[Task to complete]:
Tally up the lines carrying the string "dl以上" and respond with only the resulting number.

— Start Dataset —

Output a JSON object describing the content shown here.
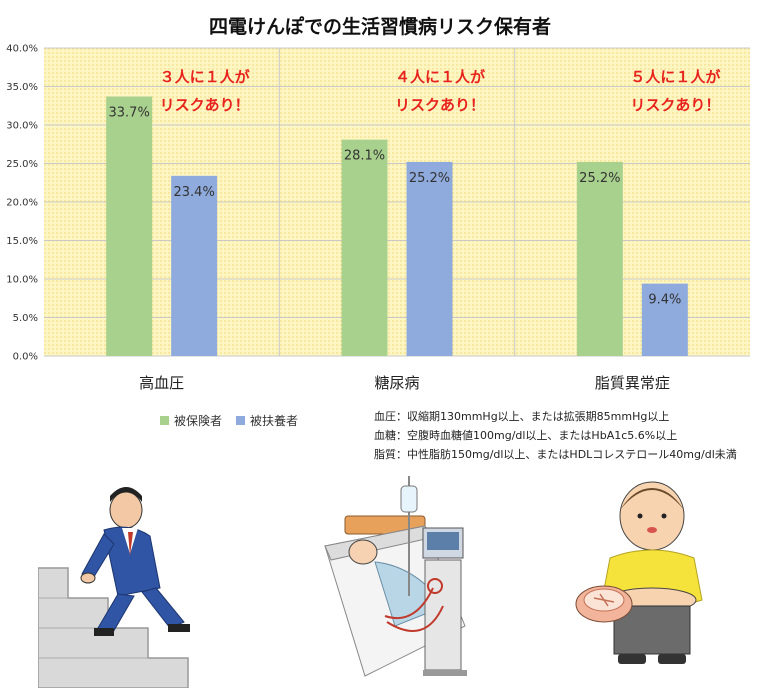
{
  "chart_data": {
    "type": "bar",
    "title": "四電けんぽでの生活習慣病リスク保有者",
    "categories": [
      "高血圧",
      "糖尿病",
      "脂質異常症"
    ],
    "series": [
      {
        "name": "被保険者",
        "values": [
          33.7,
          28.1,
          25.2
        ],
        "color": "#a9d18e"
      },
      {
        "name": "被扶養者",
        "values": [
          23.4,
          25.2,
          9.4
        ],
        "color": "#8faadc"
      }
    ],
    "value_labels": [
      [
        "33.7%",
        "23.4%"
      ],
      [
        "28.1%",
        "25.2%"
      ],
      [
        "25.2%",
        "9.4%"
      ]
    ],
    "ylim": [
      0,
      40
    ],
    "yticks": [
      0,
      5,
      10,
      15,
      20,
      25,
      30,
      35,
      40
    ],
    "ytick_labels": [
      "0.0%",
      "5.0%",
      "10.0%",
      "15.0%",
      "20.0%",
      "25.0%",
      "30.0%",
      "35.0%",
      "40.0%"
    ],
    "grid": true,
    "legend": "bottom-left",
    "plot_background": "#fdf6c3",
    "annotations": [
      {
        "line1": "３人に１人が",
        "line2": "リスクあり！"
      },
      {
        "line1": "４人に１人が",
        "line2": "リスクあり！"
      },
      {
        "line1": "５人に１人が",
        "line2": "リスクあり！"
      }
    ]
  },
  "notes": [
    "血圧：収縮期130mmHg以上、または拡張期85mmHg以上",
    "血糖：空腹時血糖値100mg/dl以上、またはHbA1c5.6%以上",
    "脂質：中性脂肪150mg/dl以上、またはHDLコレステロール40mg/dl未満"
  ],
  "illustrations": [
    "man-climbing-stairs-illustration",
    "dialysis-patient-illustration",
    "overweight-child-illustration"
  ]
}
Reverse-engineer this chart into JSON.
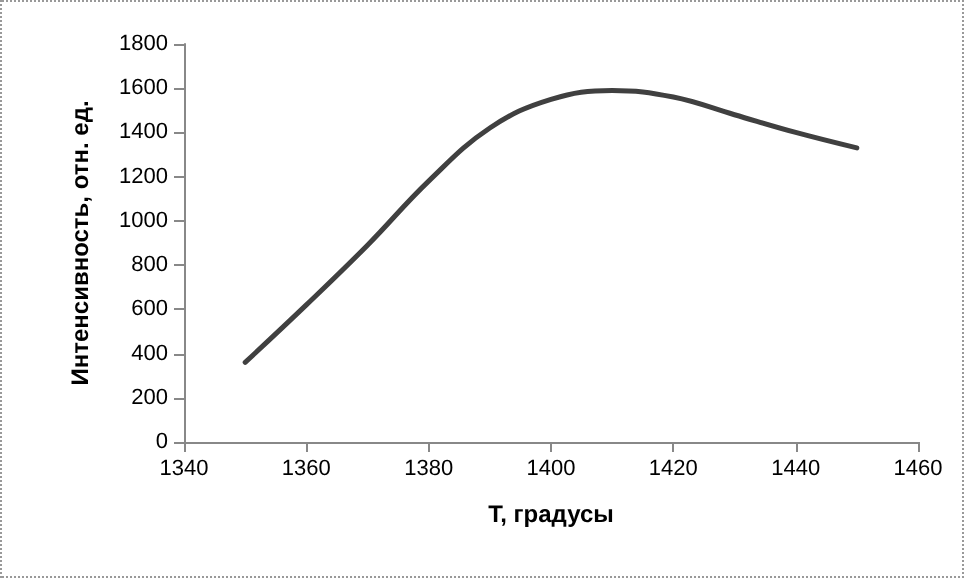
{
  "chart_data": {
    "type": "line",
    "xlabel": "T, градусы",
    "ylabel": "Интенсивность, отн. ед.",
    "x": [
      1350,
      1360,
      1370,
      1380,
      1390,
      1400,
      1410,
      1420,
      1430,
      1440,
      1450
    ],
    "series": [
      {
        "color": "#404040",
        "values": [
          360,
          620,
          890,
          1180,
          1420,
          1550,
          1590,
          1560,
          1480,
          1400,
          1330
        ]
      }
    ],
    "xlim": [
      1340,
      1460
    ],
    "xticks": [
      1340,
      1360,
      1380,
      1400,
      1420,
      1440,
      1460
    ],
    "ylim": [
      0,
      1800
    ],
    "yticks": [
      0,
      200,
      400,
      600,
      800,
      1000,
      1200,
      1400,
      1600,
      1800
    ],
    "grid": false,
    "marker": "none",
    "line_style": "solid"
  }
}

— End Dataset —

[Exercise response]:
2